*Data for this task:*
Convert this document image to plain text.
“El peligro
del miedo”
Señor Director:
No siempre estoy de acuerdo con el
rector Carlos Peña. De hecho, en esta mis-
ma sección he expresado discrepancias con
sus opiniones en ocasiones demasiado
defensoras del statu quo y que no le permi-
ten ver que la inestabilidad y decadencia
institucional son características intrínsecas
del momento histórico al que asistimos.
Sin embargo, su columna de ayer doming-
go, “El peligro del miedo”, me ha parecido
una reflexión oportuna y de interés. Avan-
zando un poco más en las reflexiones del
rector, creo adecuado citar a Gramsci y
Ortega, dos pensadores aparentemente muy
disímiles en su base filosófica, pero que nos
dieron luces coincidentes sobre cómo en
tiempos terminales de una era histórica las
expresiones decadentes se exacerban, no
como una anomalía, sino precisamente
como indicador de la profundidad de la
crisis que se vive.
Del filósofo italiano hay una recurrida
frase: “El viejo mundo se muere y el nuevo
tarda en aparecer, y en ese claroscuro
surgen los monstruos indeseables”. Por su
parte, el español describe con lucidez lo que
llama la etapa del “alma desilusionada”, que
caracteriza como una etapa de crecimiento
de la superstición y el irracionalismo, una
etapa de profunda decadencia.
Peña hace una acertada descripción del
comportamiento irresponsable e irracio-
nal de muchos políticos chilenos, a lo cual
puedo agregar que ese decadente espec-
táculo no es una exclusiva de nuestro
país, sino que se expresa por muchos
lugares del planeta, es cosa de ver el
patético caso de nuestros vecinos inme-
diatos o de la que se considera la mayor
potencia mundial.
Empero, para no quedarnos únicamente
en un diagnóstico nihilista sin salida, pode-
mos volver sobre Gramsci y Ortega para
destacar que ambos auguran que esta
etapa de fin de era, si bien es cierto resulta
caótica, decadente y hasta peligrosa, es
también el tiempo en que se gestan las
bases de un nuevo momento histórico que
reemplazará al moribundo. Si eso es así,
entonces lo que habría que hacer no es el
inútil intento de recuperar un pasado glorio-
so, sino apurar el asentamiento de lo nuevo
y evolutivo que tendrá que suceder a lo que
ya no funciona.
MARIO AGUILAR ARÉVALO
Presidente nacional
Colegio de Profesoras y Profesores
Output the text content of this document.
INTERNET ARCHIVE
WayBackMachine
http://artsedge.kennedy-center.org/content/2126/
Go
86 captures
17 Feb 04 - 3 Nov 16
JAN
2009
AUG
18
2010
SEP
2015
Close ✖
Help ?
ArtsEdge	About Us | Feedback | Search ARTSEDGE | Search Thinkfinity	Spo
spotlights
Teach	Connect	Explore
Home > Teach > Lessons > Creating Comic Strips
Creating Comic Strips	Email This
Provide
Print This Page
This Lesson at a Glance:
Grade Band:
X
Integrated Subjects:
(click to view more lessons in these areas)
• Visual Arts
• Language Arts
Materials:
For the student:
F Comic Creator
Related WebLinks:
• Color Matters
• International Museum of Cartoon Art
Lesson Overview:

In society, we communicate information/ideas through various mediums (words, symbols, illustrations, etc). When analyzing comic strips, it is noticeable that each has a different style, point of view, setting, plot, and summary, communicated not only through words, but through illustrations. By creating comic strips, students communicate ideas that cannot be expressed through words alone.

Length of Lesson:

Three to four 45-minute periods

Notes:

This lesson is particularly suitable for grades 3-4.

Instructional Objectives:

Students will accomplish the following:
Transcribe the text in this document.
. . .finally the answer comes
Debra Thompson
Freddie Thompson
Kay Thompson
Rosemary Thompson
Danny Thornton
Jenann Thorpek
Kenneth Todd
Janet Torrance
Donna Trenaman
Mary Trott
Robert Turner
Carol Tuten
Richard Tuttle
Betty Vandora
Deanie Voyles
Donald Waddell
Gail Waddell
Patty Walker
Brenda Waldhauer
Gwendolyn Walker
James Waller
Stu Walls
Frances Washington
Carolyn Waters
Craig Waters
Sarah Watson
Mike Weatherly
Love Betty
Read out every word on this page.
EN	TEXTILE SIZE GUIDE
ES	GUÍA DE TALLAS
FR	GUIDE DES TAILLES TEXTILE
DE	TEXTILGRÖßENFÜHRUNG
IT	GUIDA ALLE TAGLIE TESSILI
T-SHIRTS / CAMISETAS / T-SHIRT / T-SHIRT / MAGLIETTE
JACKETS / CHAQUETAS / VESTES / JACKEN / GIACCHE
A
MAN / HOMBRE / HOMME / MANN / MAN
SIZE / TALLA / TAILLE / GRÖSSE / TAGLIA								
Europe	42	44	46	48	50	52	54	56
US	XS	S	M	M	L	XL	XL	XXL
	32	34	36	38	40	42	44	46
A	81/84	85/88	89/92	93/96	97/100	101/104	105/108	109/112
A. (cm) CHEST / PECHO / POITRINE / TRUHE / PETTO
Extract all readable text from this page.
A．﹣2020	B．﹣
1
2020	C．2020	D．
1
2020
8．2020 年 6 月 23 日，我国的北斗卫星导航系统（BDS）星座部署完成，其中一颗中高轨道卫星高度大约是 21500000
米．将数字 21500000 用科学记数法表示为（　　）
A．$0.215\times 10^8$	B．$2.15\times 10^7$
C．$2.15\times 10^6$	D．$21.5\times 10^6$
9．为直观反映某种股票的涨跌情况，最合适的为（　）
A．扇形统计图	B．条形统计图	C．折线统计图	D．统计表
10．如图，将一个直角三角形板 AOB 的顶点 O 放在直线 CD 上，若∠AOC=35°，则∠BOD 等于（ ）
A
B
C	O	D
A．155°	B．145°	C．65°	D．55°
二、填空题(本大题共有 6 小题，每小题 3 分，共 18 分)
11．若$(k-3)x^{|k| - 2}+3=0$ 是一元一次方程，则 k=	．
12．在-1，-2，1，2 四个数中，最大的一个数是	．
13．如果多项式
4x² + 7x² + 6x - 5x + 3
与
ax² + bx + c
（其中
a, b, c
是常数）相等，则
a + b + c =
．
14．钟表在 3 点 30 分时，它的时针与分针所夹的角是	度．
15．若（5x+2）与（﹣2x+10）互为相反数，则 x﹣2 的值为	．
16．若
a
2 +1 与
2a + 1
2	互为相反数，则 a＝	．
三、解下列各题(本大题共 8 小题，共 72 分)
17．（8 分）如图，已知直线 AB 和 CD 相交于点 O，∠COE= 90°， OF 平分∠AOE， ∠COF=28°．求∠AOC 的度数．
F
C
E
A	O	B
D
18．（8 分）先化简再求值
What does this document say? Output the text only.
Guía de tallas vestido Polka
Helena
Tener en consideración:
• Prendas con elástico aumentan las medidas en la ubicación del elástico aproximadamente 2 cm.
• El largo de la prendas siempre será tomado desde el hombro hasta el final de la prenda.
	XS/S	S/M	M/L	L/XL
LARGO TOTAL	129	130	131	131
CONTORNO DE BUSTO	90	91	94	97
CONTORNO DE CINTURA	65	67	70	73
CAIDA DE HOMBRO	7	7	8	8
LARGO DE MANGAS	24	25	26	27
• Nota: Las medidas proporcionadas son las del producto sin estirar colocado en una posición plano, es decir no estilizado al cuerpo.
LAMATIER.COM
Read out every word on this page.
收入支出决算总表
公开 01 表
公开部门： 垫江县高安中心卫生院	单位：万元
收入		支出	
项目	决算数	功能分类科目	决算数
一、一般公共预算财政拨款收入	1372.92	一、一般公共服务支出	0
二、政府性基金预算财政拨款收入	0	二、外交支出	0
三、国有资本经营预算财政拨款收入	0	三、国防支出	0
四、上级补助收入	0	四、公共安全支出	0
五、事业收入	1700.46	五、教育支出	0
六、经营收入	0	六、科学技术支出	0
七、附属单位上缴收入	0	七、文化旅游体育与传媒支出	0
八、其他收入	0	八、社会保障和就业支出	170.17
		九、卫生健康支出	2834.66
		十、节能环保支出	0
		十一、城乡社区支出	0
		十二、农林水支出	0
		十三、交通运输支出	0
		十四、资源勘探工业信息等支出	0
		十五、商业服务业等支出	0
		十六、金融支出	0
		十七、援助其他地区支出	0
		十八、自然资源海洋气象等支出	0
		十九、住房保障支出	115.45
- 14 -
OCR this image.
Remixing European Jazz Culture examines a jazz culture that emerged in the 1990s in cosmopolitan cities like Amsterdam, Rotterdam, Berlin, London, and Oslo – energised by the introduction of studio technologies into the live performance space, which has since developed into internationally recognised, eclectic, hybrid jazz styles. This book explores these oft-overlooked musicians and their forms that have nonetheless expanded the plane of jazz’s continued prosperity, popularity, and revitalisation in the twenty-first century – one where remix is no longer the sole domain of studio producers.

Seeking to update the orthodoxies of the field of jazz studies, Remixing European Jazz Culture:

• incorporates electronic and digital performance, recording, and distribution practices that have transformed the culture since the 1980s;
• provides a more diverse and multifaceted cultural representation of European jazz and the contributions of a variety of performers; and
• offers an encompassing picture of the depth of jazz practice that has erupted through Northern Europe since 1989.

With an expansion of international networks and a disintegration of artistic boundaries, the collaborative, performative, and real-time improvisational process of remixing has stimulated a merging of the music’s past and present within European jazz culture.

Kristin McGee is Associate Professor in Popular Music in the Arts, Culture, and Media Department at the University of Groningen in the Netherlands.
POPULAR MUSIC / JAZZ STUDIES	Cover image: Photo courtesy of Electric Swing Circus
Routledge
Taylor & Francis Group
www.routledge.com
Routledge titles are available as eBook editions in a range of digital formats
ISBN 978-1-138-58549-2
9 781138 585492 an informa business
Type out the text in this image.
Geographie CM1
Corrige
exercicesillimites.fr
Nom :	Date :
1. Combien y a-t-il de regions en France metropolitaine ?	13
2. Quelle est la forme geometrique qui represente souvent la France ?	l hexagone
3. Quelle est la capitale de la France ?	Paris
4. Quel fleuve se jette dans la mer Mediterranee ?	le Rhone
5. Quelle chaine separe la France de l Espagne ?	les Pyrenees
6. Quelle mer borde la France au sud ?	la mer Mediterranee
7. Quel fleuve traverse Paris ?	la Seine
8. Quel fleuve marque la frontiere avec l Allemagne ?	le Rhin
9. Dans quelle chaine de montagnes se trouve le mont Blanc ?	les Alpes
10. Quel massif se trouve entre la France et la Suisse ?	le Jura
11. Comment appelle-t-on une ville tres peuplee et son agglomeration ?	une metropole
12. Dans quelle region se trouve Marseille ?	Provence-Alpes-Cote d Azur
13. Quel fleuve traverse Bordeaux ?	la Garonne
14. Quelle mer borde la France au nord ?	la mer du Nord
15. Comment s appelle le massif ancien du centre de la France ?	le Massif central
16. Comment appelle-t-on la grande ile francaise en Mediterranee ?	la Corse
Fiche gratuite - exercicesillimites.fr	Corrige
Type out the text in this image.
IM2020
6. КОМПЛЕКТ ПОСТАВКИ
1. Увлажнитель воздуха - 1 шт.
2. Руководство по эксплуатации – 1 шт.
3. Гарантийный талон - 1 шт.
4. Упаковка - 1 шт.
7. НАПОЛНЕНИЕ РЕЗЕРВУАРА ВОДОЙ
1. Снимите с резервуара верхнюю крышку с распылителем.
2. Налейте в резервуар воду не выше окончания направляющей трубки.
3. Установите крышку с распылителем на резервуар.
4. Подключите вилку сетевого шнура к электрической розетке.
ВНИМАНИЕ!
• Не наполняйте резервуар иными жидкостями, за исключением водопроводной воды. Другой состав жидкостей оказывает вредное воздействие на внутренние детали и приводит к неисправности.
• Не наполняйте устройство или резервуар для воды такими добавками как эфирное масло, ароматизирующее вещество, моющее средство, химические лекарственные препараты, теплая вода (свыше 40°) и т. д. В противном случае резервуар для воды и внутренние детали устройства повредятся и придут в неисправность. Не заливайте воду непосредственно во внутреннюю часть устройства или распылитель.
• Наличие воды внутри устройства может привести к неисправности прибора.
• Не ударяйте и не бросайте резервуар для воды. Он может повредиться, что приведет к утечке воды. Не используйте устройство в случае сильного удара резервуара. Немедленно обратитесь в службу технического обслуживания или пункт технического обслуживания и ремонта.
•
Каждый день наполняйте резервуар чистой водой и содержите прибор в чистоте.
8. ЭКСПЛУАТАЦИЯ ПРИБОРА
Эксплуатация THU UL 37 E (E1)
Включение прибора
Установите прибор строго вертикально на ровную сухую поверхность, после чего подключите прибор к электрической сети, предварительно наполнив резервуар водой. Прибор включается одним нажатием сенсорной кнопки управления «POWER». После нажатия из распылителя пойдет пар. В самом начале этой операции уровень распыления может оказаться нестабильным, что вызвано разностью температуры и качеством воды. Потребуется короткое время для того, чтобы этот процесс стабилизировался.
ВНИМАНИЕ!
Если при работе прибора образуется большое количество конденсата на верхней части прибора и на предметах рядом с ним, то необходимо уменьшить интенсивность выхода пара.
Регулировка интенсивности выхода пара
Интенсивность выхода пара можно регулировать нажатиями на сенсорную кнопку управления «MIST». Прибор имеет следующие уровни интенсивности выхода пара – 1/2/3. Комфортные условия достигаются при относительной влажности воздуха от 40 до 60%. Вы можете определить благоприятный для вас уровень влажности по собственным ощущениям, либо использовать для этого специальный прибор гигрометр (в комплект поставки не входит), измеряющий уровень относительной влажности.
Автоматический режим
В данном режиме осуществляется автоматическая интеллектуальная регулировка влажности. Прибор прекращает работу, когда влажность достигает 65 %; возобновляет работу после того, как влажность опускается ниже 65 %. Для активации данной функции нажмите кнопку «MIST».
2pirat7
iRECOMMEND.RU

*Exercise brief:* From the records, copy every line that has the string "trouve" in it.

*Full answer:*
9. Dans quelle chaine de montagnes se trouve le mont Blanc ?	les Alpes
10. Quel massif se trouve entre la France et la Suisse ?	le Jura
12. Dans quelle region se trouve Marseille ?	Provence-Alpes-Cote d Azur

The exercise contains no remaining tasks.